Written task – Gather the lines that hold the string "usar".

Items –
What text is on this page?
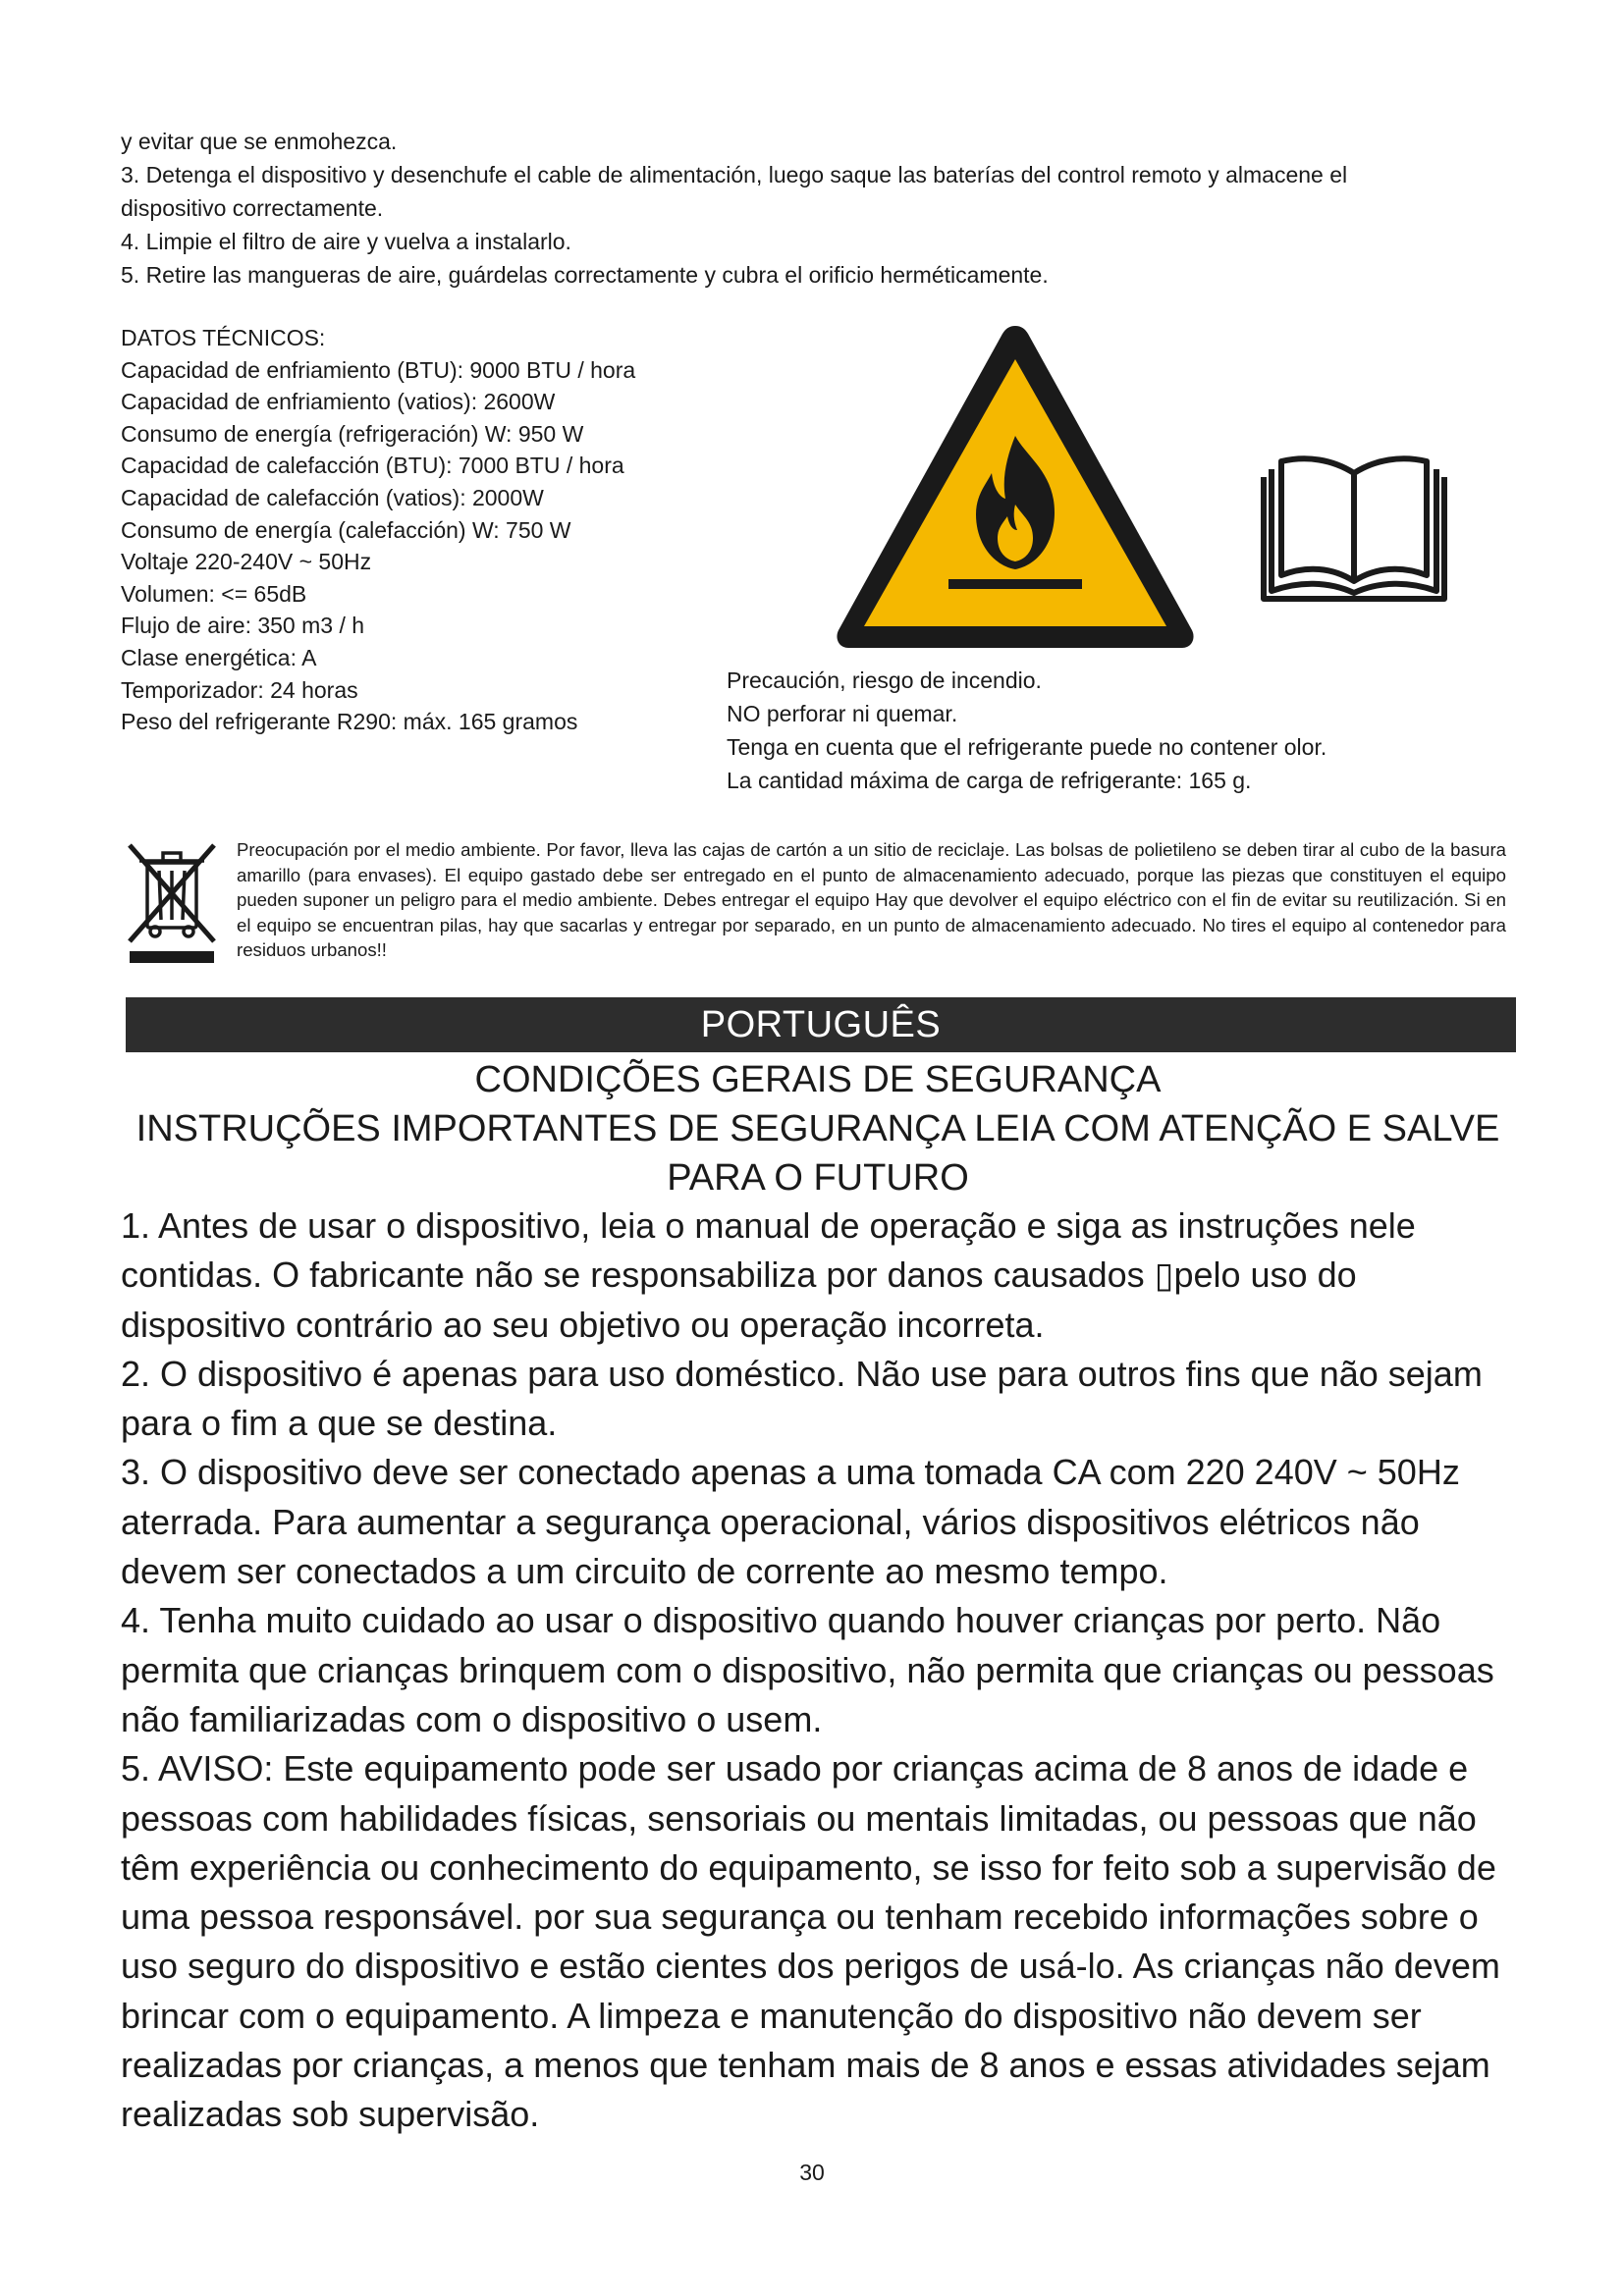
y evitar que se enmohezca.
3. Detenga el dispositivo y desenchufe el cable de alimentación, luego saque las baterías del control remoto y almacene el
dispositivo correctamente.
4. Limpie el filtro de aire y vuelva a instalarlo.
5. Retire las mangueras de aire, guárdelas correctamente y cubra el orificio herméticamente.
DATOS TÉCNICOS:
Capacidad de enfriamiento (BTU): 9000 BTU / hora
Capacidad de enfriamiento (vatios): 2600W
Consumo de energía (refrigeración) W: 950 W
Capacidad de calefacción (BTU): 7000 BTU / hora
Capacidad de calefacción (vatios): 2000W
Consumo de energía (calefacción) W: 750 W
Voltaje 220-240V ~ 50Hz
Volumen: <= 65dB
Flujo de aire: 350 m3 / h
Clase energética: A
Temporizador: 24 horas
Peso del refrigerante R290: máx. 165 gramos
Precaución, riesgo de incendio.
NO perforar ni quemar.
Tenga en cuenta que el refrigerante puede no contener olor.
La cantidad máxima de carga de refrigerante: 165 g.
Preocupación por el medio ambiente. Por favor, lleva las cajas de cartón a un sitio de reciclaje. Las bolsas de polietileno se deben tirar al cubo de la basura amarillo (para envases). El equipo gastado debe ser entregado en el punto de almacenamiento adecuado, porque las piezas que constituyen el equipo pueden suponer un peligro para el medio ambiente. Debes entregar el equipo Hay que devolver el equipo eléctrico con el fin de evitar su reutilización. Si en el equipo se encuentran pilas, hay que sacarlas y entregar por separado, en un punto de almacenamiento adecuado. No tires el equipo al contenedor para residuos urbanos!!
PORTUGUÊS
CONDIÇÕES GERAIS DE SEGURANÇA
INSTRUÇÕES IMPORTANTES DE SEGURANÇA LEIA COM ATENÇÃO E SALVE
PARA O FUTURO
1. Antes de usar o dispositivo, leia o manual de operação e siga as instruções nele
contidas. O fabricante não se responsabiliza por danos causados ▯pelo uso do
dispositivo contrário ao seu objetivo ou operação incorreta.
2. O dispositivo é apenas para uso doméstico. Não use para outros fins que não sejam
para o fim a que se destina.
3. O dispositivo deve ser conectado apenas a uma tomada CA com 220 240V ~ 50Hz
aterrada. Para aumentar a segurança operacional, vários dispositivos elétricos não
devem ser conectados a um circuito de corrente ao mesmo tempo.
4. Tenha muito cuidado ao usar o dispositivo quando houver crianças por perto. Não
permita que crianças brinquem com o dispositivo, não permita que crianças ou pessoas
não familiarizadas com o dispositivo o usem.
5. AVISO: Este equipamento pode ser usado por crianças acima de 8 anos de idade e
pessoas com habilidades físicas, sensoriais ou mentais limitadas, ou pessoas que não
têm experiência ou conhecimento do equipamento, se isso for feito sob a supervisão de
uma pessoa responsável. por sua segurança ou tenham recebido informações sobre o
uso seguro do dispositivo e estão cientes dos perigos de usá-lo. As crianças não devem
brincar com o equipamento. A limpeza e manutenção do dispositivo não devem ser
realizadas por crianças, a menos que tenham mais de 8 anos e essas atividades sejam
realizadas sob supervisão.
30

Answer to this exercise –
1. Antes de usar o dispositivo, leia o manual de operação e siga as instruções nele
4. Tenha muito cuidado ao usar o dispositivo quando houver crianças por perto. Não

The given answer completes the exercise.